[Begin Entries shown]

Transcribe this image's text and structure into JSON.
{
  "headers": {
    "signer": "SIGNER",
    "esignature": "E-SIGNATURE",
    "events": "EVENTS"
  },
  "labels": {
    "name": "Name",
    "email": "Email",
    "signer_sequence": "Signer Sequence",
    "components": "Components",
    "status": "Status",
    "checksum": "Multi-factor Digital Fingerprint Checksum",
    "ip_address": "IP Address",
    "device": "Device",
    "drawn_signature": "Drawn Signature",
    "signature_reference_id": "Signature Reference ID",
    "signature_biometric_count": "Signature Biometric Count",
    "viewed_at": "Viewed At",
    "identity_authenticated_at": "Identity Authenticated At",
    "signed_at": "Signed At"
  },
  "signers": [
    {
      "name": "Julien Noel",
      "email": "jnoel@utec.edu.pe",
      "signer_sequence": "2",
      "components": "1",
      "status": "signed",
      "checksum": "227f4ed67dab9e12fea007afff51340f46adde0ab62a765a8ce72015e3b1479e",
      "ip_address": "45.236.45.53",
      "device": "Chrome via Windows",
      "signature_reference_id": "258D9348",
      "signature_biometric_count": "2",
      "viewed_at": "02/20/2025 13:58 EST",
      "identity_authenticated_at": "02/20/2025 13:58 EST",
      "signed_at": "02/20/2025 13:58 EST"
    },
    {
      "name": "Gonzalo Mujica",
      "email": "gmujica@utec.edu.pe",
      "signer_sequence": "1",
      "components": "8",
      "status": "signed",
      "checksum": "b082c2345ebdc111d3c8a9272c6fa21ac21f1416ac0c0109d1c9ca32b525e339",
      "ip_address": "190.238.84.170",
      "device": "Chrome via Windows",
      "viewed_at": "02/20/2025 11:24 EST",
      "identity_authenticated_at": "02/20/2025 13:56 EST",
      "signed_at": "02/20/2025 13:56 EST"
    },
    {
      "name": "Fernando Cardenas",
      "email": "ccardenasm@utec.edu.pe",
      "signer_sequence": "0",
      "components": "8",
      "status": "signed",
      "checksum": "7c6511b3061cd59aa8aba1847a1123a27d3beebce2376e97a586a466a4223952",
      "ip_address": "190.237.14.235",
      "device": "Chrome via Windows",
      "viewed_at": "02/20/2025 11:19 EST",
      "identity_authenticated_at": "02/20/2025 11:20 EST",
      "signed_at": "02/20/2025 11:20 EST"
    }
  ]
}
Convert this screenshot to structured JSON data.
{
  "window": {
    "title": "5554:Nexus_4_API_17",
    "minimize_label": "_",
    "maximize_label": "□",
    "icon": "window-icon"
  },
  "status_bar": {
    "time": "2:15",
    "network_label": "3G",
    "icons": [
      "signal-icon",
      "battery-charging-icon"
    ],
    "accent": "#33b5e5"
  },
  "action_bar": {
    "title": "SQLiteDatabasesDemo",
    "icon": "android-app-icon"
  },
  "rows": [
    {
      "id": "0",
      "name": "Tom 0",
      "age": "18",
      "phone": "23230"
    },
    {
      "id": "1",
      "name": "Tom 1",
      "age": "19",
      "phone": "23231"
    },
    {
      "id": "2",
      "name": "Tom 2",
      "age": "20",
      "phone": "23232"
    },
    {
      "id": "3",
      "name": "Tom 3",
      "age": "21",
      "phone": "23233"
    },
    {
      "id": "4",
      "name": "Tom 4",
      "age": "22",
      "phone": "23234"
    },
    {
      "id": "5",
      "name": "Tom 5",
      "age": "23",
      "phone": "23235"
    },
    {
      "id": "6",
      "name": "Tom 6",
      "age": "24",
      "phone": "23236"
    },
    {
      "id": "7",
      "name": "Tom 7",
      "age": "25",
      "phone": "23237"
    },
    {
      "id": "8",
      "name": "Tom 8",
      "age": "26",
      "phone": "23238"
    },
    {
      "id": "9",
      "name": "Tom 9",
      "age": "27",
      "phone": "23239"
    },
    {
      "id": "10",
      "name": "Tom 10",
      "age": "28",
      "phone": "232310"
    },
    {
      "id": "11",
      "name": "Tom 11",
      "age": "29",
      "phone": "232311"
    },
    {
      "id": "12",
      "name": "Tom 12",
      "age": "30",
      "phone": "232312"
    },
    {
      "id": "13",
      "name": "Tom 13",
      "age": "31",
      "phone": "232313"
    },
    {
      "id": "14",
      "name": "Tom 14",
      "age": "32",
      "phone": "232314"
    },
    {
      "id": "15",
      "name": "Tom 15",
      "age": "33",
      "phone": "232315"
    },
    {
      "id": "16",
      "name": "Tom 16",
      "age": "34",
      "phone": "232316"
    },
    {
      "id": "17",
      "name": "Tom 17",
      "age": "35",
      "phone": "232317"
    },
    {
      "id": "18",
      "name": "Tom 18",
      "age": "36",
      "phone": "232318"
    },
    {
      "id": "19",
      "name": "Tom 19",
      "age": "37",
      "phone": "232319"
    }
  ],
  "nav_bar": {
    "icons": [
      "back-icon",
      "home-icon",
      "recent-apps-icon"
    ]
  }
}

[End Entries shown]

▶ **Prompt**: Quote every record above exactly.

▶ **Reply**:
Transcribe this image's text and structure into JSON.
{
  "headers": {
    "signer": "SIGNER",
    "esignature": "E-SIGNATURE",
    "events": "EVENTS"
  },
  "labels": {
    "name": "Name",
    "email": "Email",
    "signer_sequence": "Signer Sequence",
    "components": "Components",
    "status": "Status",
    "checksum": "Multi-factor Digital Fingerprint Checksum",
    "ip_address": "IP Address",
    "device": "Device",
    "drawn_signature": "Drawn Signature",
    "signature_reference_id": "Signature Reference ID",
    "signature_biometric_count": "Signature Biometric Count",
    "viewed_at": "Viewed At",
    "identity_authenticated_at": "Identity Authenticated At",
    "signed_at": "Signed At"
  },
  "signers": [
    {
      "name": "Julien Noel",
      "email": "jnoel@utec.edu.pe",
      "signer_sequence": "2",
      "components": "1",
      "status": "signed",
      "checksum": "227f4ed67dab9e12fea007afff51340f46adde0ab62a765a8ce72015e3b1479e",
      "ip_address": "45.236.45.53",
      "device": "Chrome via Windows",
      "signature_reference_id": "258D9348",
      "signature_biometric_count": "2",
      "viewed_at": "02/20/2025 13:58 EST",
      "identity_authenticated_at": "02/20/2025 13:58 EST",
      "signed_at": "02/20/2025 13:58 EST"
    },
    {
      "name": "Gonzalo Mujica",
      "email": "gmujica@utec.edu.pe",
      "signer_sequence": "1",
      "components": "8",
      "status": "signed",
      "checksum": "b082c2345ebdc111d3c8a9272c6fa21ac21f1416ac0c0109d1c9ca32b525e339",
      "ip_address": "190.238.84.170",
      "device": "Chrome via Windows",
      "viewed_at": "02/20/2025 11:24 EST",
      "identity_authenticated_at": "02/20/2025 13:56 EST",
      "signed_at": "02/20/2025 13:56 EST"
    },
    {
      "name": "Fernando Cardenas",
      "email": "ccardenasm@utec.edu.pe",
      "signer_sequence": "0",
      "components": "8",
      "status": "signed",
      "checksum": "7c6511b3061cd59aa8aba1847a1123a27d3beebce2376e97a586a466a4223952",
      "ip_address": "190.237.14.235",
      "device": "Chrome via Windows",
      "viewed_at": "02/20/2025 11:19 EST",
      "identity_authenticated_at": "02/20/2025 11:20 EST",
      "signed_at": "02/20/2025 11:20 EST"
    }
  ]
}
Convert this screenshot to structured JSON data.
{
  "window": {
    "title": "5554:Nexus_4_API_17",
    "minimize_label": "_",
    "maximize_label": "□",
    "icon": "window-icon"
  },
  "status_bar": {
    "time": "2:15",
    "network_label": "3G",
    "icons": [
      "signal-icon",
      "battery-charging-icon"
    ],
    "accent": "#33b5e5"
  },
  "action_bar": {
    "title": "SQLiteDatabasesDemo",
    "icon": "android-app-icon"
  },
  "rows": [
    {
      "id": "0",
      "name": "Tom 0",
      "age": "18",
      "phone": "23230"
    },
    {
      "id": "1",
      "name": "Tom 1",
      "age": "19",
      "phone": "23231"
    },
    {
      "id": "2",
      "name": "Tom 2",
      "age": "20",
      "phone": "23232"
    },
    {
      "id": "3",
      "name": "Tom 3",
      "age": "21",
      "phone": "23233"
    },
    {
      "id": "4",
      "name": "Tom 4",
      "age": "22",
      "phone": "23234"
    },
    {
      "id": "5",
      "name": "Tom 5",
      "age": "23",
      "phone": "23235"
    },
    {
      "id": "6",
      "name": "Tom 6",
      "age": "24",
      "phone": "23236"
    },
    {
      "id": "7",
      "name": "Tom 7",
      "age": "25",
      "phone": "23237"
    },
    {
      "id": "8",
      "name": "Tom 8",
      "age": "26",
      "phone": "23238"
    },
    {
      "id": "9",
      "name": "Tom 9",
      "age": "27",
      "phone": "23239"
    },
    {
      "id": "10",
      "name": "Tom 10",
      "age": "28",
      "phone": "232310"
    },
    {
      "id": "11",
      "name": "Tom 11",
      "age": "29",
      "phone": "232311"
    },
    {
      "id": "12",
      "name": "Tom 12",
      "age": "30",
      "phone": "232312"
    },
    {
      "id": "13",
      "name": "Tom 13",
      "age": "31",
      "phone": "232313"
    },
    {
      "id": "14",
      "name": "Tom 14",
      "age": "32",
      "phone": "232314"
    },
    {
      "id": "15",
      "name": "Tom 15",
      "age": "33",
      "phone": "232315"
    },
    {
      "id": "16",
      "name": "Tom 16",
      "age": "34",
      "phone": "232316"
    },
    {
      "id": "17",
      "name": "Tom 17",
      "age": "35",
      "phone": "232317"
    },
    {
      "id": "18",
      "name": "Tom 18",
      "age": "36",
      "phone": "232318"
    },
    {
      "id": "19",
      "name": "Tom 19",
      "age": "37",
      "phone": "232319"
    }
  ],
  "nav_bar": {
    "icons": [
      "back-icon",
      "home-icon",
      "recent-apps-icon"
    ]
  }
}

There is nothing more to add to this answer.